### Le texte
_ _ _ _ _
À la victoire des surgelés et des micro-ondes dans les années 1980, peut-on opposer et imaginer la revanche traditionnelle d’un repas préparé localement, et au même prix ? Ce challenge semblait impossible, et pourtant l’approche locale gagne enfin du terrain.

C’est pourquoi il n’est pas si incroyable d’imaginer un robot cuistot dans une « Dark Kitchen », une cuisine non liée à un restaurant en particulier, non loin de chez vous, qui préparerait des bons petits plats à partir d’ingrédients de proximité, en provenance de micro-jardins urbains. À ce titre, les fraises en container d’Agricool nous montrent une voie « zéro carbone » fort intéressante.

Pour Michaël Farid, interviewé par le Washington Post au sujet de son restaurant robotisé ouvert avec le soutien du chef étoilé Daniel Boulud à Boston, « les robots s’occupent des tâches fastidieuses – comme la cuisine et le lavage » afin de laisser du temps aux humains. Pour la plupart des Français, la cuisine reste une tâche noble, tout le contraire d’une corvée.

Depuis quelques années, nous sommes hypnotisés par le ballet de ces bras robotiques qui assemblent un plat ou un dessert avec une vitesse impressionnante. Mais ces démonstrateurs de salons technologiques restent proches d’une usine de plats industriels plus que d’une vraie cuisine aux mets raffinés.

Se pourrait-il qu’un jour un robot sache cuisiner comme un chef étoilé ? Il lui faudrait un « nez », un « palais » électronique et être connecté au marché de Rungis pour y piocher régulièrement les meilleurs ingrédients et condiments, puis les tester… Nous n’en sommes pas là, heureusement, et pourtant comme nous allons le voir, certaines start-up s’y préparent déjà.

Plusieurs projets de cuisine robotisée sont déjà bien financés

L’un des robots les plus connus est Sally, conçu par Chowbotics. Il s’agit d’un assembleur de salades à la demande. Le concept, popularisé par les sandwichs Subway, se fait cette fois-ci uniquement en face d’une machine, de la taille d’un distributeur alimentaire, qui trie les ingrédients selon votre volonté.
_ _ _ _ _
### Données fournies

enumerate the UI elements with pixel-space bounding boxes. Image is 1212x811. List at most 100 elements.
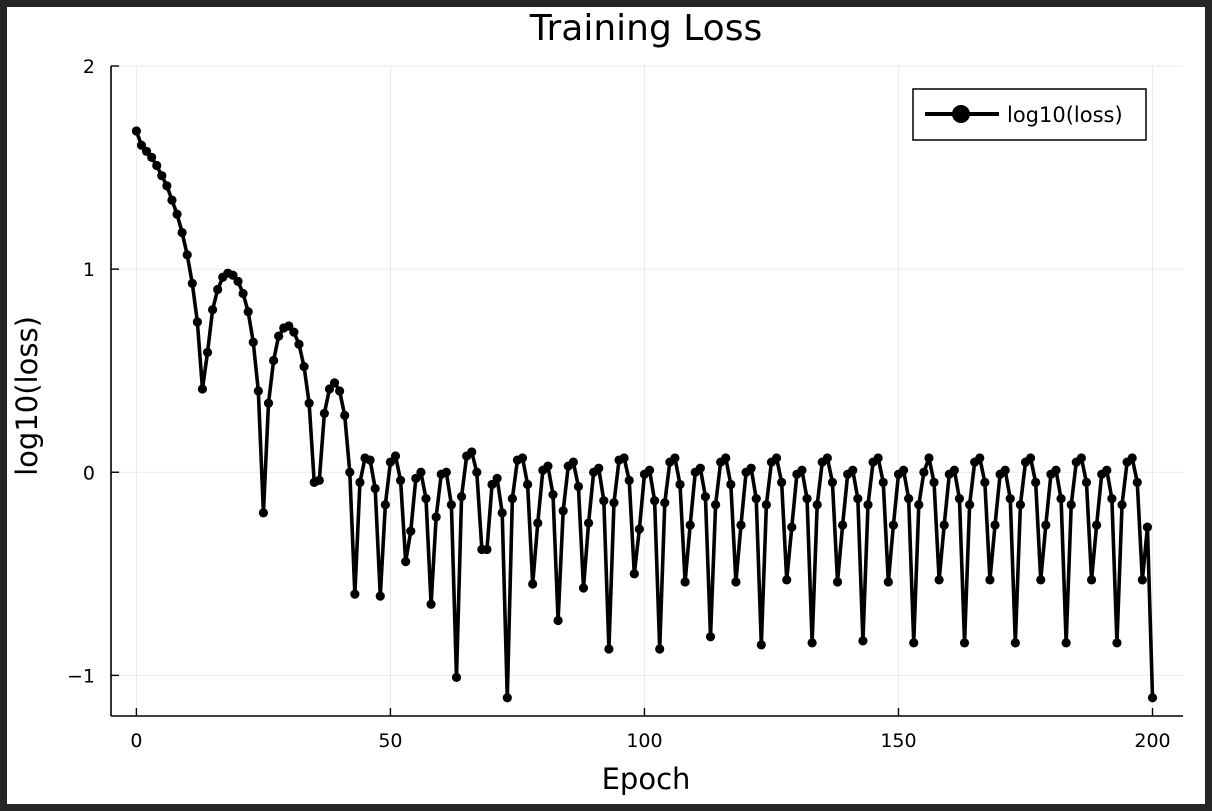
_ _ _ _ _
### Petit exercice
Citez le passage du texte sur la cuisine robotisée, en commençant aux mots « C’est pourquoi il » et en vous arrêtant après « contraire d’une corvée. ».

### Réponse attendue
C’est pourquoi il n’est pas si incroyable d’imaginer un robot cuistot dans une « Dark Kitchen », une cuisine non liée à un restaurant en particulier, non loin de chez vous, qui préparerait des bons petits plats à partir d’ingrédients de proximité, en provenance de micro-jardins urbains. À ce titre, les fraises en container d’Agricool nous montrent une voie « zéro carbone » fort intéressante.

Pour Michaël Farid, interviewé par le Washington Post au sujet de son restaurant robotisé ouvert avec le soutien du chef étoilé Daniel Boulud à Boston, « les robots s’occupent des tâches fastidieuses – comme la cuisine et le lavage » afin de laisser du temps aux humains. Pour la plupart des Français, la cuisine reste une tâche noble, tout le contraire d’une corvée.